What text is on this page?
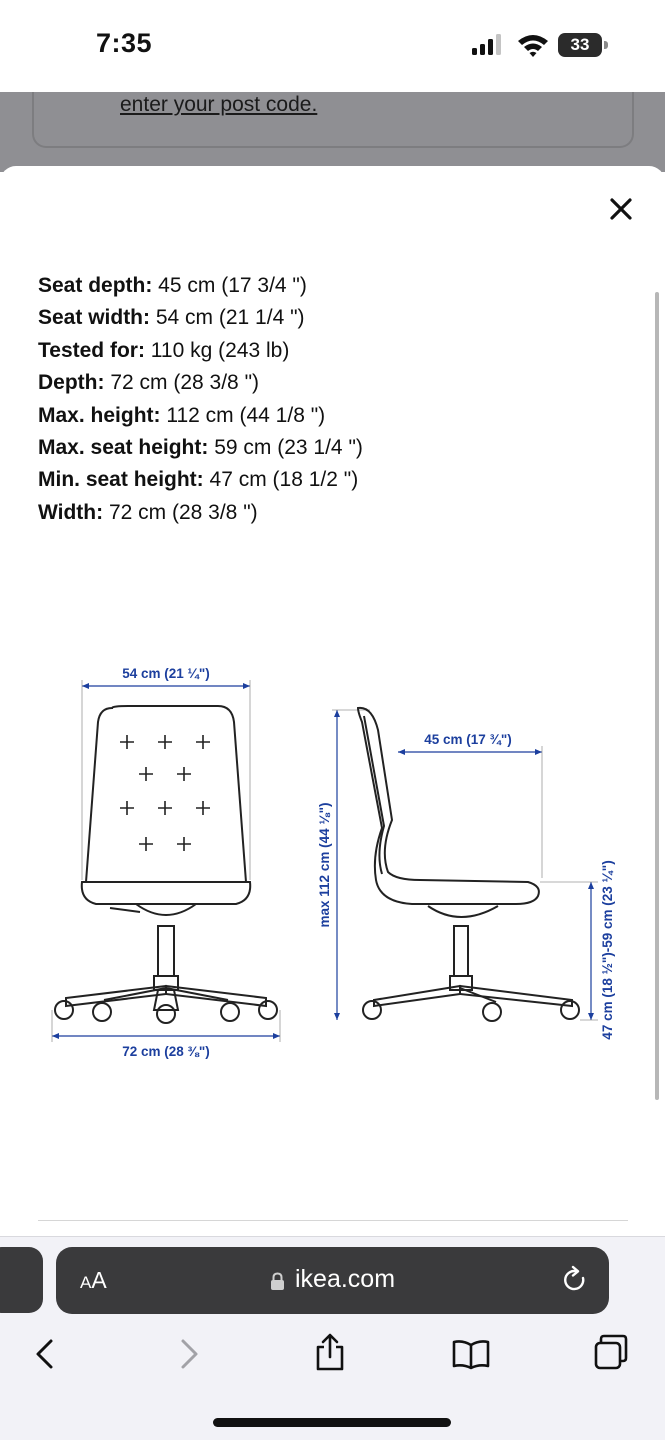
7:35	33
enter your post code.
Seat depth: 45 cm (17 3/4 ")
Seat width: 54 cm (21 1/4 ")
Tested for: 110 kg (243 lb)
Depth: 72 cm (28 3/8 ")
Max. height: 112 cm (44 1/8 ")
Max. seat height: 59 cm (23 1/4 ")
Min. seat height: 47 cm (18 1/2 ")
Width: 72 cm (28 3/8 ")
54 cm (21 ¼")
72 cm (28 ⅜")
45 cm (17 ¾")
max 112 cm (44 ⅛")	47 cm (18 ½")-59 cm (23 ¼")
AA	ikea.com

◆ ◆ ◆ ◆ ◆ ◆ ◆

#### Stated exercise:
Without the pictures, return all the records precisely as they stand.

#### Finished task:
What text is on this page?
7:35	33
enter your post code.
Seat depth: 45 cm (17 3/4 ")
Seat width: 54 cm (21 1/4 ")
Tested for: 110 kg (243 lb)
Depth: 72 cm (28 3/8 ")
Max. height: 112 cm (44 1/8 ")
Max. seat height: 59 cm (23 1/4 ")
Min. seat height: 47 cm (18 1/2 ")
Width: 72 cm (28 3/8 ")
54 cm (21 ¼")
72 cm (28 ⅜")
45 cm (17 ¾")
max 112 cm (44 ⅛")	47 cm (18 ½")-59 cm (23 ¼")
AA	ikea.com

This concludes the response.